■ **Work item**:
Reproduce the passage on the British Monarchy, everything from "Even these aberrations" down to "as popular drama.".

■ **Source text**:
--- START ---
The Commonwealth is notionally a “free association of independent member nations” and currently comprises 54 sovereign states, of which sixteen, including Australia and New Zealand, still retain the British Queen as their Head of State.  To have a monarchy at all in the 21st century is anachronistic to say the least, to have a Head of State based half a world away is a political miscalculation on a grand scale.

For the British ruling class however the Monarch as Head of State in far flung territories is a means of keeping former fragments of Empire alive for British influence and economic investment.  This has certainly been a large part of the international role of the British Monarchy for over half a century.  If the nuclear arsenal has been the hardware which has kept Britain’s permanent seat at the UN Security Council, the Queen has provided the ‘soft power’ which has helped sustain a network of power and influence.  

There have been blips of course, the Suez crisis, the often bloody struggles for independence, the struggle to hang on to territory and influence, including the Falklands War.  The craven following of the United States into wars in Iraq, Afghanistan, Libya and Syria.  There have been internal challenges too.  The Miner’s Strike 1984/85 which threw into sharp relief the class divide in Britain, the struggle for a united Ireland, the relatively mild challenge of Jeremy Corbyn’s period as leader of the Labour Party.

While notionally being ‘above the fray’ in all of these instances the Monarchy has nevertheless been wheeled out when necessary as the symbol of national unity, being above politics, not to be challenged or questioned.

The glass has cracked on occasions.  The Queen’s sister, Princess Margaret, was no stranger to controversy.  The heir to the throne, Prince Charles, was only freed from a dysfunctional marriage by the untimely and suspicious death of his wife Princess Diana.  The current royal rebel Prince Harry, having married an American woman of colour then defecting to the United States, is proving the latest thorn in the side.  In the family praise for the Duke of Edinburgh since his death, Prince Andrew has been conspicuous by his absence.

Even these aberrations however become incorporated into what is portrayed as a great national soap opera. The significance of the Royal Family in constitutional terms, the Queen is both Head of State and the Church of England, is masked by the right wing press rendering every nuance as popular drama.
--- END ---
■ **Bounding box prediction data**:
--- START ---
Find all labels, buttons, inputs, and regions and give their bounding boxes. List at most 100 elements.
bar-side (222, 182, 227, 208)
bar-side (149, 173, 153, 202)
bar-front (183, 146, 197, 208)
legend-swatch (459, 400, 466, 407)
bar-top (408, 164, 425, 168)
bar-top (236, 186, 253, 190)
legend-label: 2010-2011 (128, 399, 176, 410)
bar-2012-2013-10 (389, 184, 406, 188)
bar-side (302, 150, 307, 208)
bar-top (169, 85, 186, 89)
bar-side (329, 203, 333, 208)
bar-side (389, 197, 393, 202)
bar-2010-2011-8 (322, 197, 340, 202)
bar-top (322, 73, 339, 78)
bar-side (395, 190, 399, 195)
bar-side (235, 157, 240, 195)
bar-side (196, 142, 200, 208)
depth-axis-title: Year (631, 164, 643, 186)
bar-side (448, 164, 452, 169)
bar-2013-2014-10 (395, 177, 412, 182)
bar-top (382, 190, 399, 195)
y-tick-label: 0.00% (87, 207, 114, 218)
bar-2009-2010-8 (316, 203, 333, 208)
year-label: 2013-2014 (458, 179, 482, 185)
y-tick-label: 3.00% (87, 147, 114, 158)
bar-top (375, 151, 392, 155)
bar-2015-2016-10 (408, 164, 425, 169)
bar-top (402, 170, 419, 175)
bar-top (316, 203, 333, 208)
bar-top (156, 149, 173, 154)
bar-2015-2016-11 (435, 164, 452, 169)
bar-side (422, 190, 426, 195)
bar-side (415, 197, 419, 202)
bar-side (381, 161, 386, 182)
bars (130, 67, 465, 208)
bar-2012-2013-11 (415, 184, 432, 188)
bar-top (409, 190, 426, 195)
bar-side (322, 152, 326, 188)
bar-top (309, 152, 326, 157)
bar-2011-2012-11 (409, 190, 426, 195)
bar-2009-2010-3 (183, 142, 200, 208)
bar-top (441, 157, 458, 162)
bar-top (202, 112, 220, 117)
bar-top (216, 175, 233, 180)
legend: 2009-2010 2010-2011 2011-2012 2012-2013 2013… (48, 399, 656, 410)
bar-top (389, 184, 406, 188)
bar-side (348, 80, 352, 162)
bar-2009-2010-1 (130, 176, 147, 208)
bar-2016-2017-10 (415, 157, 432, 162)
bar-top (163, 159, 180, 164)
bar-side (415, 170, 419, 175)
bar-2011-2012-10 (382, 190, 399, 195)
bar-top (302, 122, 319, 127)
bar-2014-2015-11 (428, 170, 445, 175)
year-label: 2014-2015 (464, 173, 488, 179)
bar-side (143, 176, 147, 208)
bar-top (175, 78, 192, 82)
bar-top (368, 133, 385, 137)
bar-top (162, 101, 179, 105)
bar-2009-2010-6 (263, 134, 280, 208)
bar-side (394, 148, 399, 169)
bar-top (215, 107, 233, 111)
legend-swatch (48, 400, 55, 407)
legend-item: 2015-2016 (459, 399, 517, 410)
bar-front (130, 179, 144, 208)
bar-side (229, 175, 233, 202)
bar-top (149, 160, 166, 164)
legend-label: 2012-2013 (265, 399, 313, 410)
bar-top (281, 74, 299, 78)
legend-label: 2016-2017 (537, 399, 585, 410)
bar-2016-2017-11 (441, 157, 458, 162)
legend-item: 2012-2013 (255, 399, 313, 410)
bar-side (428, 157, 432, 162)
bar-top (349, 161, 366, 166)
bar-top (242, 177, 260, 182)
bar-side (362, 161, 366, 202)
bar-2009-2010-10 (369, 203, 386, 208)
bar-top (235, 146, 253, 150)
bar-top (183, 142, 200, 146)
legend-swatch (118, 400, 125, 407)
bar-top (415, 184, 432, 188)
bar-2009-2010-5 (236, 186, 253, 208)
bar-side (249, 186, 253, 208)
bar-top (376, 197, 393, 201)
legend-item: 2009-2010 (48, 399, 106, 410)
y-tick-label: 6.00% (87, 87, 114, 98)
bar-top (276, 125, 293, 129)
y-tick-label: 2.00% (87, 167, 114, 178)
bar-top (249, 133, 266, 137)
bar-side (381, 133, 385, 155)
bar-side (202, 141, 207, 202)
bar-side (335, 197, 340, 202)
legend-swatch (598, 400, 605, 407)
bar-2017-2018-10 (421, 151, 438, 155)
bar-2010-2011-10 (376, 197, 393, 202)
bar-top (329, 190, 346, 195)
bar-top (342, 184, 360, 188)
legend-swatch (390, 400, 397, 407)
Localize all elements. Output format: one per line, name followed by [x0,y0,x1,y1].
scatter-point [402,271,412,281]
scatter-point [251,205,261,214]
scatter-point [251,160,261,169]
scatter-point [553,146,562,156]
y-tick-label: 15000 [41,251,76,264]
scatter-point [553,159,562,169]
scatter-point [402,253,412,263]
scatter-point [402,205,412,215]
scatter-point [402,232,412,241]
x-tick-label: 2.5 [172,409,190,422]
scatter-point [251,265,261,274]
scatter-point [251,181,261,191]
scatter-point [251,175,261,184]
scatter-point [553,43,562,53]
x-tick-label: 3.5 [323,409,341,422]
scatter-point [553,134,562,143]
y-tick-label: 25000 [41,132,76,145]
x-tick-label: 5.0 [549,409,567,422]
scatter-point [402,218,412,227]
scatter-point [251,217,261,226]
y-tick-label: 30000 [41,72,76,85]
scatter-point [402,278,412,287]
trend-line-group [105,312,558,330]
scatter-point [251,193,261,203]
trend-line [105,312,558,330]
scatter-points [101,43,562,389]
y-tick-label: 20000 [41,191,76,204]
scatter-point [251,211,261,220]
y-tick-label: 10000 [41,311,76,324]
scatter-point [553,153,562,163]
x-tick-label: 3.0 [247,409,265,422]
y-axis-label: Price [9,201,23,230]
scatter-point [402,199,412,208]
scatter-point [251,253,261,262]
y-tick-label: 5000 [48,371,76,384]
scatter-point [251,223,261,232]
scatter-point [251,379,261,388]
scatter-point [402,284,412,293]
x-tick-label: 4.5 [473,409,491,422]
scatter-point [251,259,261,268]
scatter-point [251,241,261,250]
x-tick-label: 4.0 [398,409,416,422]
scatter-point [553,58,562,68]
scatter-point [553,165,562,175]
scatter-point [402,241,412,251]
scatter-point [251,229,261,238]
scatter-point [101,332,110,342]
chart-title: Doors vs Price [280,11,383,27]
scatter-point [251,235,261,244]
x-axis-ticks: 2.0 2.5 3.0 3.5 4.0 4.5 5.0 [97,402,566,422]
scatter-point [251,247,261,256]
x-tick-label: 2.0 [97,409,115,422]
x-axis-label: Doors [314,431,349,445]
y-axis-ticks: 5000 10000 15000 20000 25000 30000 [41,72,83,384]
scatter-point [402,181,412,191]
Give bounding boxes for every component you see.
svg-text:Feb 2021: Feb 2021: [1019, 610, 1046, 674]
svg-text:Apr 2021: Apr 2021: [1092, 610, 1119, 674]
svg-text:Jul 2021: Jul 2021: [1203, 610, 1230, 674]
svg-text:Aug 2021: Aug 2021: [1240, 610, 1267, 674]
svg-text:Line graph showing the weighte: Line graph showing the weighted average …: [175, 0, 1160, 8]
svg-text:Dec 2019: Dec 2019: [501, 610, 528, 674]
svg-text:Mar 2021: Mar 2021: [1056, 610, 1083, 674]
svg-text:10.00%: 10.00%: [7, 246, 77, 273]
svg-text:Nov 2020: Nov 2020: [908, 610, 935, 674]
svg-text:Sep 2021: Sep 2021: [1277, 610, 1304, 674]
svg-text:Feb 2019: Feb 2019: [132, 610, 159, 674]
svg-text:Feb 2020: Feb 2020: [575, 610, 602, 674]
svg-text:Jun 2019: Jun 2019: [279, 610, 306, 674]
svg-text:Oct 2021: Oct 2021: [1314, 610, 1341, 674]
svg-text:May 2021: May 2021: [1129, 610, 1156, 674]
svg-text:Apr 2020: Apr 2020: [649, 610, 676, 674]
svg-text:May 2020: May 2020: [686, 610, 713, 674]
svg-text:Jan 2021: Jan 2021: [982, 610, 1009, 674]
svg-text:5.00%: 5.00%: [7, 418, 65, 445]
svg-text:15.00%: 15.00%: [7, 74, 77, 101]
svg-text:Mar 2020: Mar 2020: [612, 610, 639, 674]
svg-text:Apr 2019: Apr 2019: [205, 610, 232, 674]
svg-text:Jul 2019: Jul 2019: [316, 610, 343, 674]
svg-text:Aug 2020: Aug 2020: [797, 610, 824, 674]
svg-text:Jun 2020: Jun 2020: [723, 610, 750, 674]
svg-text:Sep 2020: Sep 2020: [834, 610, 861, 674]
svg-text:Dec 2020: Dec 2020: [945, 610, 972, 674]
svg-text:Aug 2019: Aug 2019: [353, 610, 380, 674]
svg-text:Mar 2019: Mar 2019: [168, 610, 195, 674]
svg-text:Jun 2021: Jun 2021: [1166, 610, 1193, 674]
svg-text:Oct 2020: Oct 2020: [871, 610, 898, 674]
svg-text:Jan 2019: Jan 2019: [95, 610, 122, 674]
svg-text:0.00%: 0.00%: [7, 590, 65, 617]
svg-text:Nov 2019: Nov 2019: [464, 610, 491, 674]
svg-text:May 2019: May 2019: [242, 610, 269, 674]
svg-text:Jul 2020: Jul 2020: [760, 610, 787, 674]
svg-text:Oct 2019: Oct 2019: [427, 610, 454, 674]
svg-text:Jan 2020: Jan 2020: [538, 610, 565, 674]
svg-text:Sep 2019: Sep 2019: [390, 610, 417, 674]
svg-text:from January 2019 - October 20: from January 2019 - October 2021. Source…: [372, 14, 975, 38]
--- END ---
■ **Final answer**:
Even these aberrations however become incorporated into what is portrayed as a great national soap opera. The significance of the Royal Family in constitutional terms, the Queen is both Head of State and the Church of England, is masked by the right wing press rendering every nuance as popular drama.